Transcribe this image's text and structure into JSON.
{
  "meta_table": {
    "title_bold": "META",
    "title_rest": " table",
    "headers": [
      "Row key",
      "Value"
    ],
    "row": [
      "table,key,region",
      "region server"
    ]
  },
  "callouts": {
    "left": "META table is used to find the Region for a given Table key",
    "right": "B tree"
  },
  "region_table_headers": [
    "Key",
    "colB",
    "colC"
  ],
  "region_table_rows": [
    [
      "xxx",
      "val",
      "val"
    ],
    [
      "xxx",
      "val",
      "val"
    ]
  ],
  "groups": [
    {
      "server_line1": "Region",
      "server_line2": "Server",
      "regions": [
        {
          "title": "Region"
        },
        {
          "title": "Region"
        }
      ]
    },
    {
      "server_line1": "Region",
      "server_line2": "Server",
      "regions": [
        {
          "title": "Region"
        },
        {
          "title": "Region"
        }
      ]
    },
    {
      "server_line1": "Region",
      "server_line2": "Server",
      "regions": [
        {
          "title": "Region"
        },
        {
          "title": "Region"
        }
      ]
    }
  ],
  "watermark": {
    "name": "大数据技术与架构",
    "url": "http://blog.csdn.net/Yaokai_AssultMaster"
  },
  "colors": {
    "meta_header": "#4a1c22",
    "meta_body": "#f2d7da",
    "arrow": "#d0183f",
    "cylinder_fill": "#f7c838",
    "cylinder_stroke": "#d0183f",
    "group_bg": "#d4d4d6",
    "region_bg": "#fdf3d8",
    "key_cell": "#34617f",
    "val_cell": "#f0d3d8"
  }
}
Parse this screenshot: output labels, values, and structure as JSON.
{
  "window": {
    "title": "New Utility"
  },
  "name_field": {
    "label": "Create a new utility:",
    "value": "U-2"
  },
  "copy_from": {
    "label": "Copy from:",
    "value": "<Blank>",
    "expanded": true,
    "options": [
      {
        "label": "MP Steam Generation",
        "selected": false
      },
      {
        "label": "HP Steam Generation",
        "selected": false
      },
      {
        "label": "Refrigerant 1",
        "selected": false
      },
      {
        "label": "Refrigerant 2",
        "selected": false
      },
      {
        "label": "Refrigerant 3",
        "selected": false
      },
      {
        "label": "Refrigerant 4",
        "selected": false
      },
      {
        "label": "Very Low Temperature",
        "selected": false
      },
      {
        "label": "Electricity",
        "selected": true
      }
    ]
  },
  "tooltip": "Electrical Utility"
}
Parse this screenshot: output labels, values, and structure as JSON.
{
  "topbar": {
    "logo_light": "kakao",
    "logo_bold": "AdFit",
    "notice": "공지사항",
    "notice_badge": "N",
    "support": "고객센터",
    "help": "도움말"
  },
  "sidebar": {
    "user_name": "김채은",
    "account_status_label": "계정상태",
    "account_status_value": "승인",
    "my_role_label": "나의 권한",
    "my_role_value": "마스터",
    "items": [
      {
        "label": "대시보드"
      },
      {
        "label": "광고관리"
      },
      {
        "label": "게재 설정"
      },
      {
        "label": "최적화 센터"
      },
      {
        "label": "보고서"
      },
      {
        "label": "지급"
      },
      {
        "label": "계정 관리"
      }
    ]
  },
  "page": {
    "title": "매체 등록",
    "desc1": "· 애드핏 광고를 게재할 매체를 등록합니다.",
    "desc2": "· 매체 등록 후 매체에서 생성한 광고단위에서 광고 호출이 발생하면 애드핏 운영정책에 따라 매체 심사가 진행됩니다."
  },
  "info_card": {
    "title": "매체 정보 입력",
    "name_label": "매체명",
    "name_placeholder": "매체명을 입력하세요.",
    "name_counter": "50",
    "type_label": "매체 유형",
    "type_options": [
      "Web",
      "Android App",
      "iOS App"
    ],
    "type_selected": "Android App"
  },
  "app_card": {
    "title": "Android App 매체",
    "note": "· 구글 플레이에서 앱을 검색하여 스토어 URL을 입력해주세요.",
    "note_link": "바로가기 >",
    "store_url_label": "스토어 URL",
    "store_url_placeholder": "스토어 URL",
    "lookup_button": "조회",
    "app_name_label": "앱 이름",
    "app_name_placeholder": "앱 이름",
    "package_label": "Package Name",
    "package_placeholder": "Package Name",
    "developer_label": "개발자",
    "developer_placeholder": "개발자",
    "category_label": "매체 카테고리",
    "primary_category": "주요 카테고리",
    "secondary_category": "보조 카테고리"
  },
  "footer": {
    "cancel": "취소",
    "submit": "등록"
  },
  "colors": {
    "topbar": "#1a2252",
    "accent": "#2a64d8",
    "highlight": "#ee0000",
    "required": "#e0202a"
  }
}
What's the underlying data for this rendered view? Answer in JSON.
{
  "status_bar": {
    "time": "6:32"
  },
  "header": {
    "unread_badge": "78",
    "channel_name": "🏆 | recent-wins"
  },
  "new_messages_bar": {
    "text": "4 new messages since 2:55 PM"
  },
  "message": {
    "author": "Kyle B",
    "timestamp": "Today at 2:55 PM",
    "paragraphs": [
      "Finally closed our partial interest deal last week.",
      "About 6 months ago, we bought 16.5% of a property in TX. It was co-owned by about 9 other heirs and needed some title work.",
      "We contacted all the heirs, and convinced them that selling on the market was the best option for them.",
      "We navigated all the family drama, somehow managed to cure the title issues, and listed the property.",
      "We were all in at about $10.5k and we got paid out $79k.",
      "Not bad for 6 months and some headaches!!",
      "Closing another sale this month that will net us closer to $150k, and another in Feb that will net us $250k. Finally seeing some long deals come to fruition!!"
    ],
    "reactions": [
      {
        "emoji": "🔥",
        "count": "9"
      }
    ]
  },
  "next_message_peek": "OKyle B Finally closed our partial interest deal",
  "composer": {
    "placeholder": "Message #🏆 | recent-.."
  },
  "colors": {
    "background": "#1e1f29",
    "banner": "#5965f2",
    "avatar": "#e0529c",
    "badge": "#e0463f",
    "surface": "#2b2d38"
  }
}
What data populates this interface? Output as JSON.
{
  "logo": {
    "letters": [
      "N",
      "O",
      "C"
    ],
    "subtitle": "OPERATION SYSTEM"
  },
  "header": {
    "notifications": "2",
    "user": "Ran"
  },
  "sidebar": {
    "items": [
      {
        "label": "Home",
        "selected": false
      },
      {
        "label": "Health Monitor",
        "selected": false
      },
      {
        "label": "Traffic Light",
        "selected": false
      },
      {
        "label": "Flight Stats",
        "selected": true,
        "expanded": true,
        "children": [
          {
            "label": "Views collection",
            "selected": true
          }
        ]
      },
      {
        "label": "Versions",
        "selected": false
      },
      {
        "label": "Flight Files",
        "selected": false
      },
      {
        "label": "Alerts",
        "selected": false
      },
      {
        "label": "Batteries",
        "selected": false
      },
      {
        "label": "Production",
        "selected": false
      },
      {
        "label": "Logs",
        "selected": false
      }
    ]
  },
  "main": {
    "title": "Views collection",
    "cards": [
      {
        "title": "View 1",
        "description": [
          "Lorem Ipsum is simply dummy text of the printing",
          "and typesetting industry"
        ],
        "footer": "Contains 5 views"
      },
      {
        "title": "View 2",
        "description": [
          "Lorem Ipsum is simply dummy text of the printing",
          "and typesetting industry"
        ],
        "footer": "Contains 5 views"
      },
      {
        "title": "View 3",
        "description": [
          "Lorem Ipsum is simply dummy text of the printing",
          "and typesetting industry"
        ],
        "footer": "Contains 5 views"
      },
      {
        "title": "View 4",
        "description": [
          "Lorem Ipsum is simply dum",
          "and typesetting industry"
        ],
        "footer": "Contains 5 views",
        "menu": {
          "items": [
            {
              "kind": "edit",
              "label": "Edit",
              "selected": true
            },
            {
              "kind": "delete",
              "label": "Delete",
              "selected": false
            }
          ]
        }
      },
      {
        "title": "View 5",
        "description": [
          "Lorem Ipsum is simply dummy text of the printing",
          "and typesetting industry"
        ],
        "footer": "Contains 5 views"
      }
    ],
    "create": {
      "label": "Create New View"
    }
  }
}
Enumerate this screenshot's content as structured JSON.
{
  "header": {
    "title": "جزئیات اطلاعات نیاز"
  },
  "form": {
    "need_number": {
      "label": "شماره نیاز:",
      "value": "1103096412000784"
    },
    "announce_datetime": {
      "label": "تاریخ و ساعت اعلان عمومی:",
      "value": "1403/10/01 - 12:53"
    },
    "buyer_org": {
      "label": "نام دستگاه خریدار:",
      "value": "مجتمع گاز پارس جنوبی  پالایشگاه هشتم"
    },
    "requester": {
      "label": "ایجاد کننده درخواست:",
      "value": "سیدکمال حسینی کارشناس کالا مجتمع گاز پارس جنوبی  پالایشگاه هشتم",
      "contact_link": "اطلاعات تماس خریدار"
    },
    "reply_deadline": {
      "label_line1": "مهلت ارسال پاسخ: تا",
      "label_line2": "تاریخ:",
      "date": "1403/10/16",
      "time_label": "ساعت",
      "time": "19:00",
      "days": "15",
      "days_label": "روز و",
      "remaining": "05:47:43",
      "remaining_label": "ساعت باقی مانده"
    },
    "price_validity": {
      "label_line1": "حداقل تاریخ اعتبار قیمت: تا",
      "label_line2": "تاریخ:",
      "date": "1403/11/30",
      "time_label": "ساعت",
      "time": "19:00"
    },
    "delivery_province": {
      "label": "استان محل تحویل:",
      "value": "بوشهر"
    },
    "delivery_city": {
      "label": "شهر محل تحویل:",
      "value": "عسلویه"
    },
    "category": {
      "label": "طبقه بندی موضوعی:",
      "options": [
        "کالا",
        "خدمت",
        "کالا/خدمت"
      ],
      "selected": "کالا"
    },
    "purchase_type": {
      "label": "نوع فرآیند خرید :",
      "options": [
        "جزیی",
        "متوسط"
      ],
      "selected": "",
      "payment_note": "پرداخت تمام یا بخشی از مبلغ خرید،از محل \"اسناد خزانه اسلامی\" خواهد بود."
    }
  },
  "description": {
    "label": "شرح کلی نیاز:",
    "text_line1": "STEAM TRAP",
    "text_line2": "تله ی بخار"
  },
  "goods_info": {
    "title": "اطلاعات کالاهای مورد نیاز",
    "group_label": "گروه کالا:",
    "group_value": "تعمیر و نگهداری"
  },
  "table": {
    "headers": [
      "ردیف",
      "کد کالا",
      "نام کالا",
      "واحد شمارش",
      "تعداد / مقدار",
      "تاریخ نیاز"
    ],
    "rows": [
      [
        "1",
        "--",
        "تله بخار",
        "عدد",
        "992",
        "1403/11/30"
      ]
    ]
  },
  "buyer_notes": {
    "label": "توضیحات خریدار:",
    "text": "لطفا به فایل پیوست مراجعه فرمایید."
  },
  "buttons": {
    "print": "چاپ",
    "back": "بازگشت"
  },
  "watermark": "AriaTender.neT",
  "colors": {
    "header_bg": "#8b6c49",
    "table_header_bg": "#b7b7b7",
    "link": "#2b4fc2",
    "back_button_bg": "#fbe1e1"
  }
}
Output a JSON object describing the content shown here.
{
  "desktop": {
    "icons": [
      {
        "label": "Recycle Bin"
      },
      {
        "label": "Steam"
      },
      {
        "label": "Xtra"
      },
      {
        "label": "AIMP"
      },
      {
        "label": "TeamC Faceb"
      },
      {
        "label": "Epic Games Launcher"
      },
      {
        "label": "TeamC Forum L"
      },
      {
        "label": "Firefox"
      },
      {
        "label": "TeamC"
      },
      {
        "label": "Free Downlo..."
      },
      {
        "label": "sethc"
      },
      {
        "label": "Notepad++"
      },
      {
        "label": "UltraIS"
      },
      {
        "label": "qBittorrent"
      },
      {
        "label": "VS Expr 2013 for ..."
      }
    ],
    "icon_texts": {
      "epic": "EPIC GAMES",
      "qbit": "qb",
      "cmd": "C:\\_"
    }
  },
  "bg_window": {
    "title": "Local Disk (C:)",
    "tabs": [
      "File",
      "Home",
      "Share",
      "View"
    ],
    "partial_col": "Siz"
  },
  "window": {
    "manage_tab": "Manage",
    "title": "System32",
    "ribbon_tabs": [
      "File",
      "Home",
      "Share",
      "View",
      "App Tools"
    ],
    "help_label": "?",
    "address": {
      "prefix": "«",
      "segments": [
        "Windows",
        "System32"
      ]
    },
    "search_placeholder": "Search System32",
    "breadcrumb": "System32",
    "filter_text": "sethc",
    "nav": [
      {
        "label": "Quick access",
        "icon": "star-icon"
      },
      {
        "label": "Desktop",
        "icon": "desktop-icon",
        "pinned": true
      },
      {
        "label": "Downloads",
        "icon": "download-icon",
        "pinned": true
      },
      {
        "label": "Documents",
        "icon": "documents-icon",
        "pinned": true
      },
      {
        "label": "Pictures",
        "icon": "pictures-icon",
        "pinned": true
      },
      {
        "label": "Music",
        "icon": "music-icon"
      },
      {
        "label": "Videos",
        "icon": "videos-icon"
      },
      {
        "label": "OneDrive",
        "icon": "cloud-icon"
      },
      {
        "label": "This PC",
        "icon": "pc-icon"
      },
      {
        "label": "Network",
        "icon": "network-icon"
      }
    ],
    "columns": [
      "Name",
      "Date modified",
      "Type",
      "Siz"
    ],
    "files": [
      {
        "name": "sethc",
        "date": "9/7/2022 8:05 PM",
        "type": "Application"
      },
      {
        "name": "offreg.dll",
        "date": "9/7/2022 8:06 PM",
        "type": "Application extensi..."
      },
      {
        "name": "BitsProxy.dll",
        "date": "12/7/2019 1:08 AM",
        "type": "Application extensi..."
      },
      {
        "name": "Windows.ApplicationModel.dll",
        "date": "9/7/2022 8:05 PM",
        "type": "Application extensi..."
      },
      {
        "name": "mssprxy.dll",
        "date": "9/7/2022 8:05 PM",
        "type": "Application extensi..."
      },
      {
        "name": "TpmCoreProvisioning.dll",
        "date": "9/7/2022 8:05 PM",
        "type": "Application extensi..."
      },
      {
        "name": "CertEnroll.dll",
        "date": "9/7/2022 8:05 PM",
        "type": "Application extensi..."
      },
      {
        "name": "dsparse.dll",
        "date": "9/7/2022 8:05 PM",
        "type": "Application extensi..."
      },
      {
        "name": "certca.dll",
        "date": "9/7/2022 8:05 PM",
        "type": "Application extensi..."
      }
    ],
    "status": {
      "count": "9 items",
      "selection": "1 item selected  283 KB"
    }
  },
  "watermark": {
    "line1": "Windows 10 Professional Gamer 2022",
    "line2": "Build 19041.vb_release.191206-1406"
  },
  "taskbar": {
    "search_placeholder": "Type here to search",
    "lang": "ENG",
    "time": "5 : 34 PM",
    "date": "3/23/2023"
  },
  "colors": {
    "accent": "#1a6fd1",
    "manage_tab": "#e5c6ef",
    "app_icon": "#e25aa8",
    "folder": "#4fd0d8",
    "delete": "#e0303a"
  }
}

....

> [THE EXERCISE]
Every line containing the string "Flight" must be listed.

> [EXPECTED OUTPUT]
        "label": "Flight Stats",
        "label": "Flight Files",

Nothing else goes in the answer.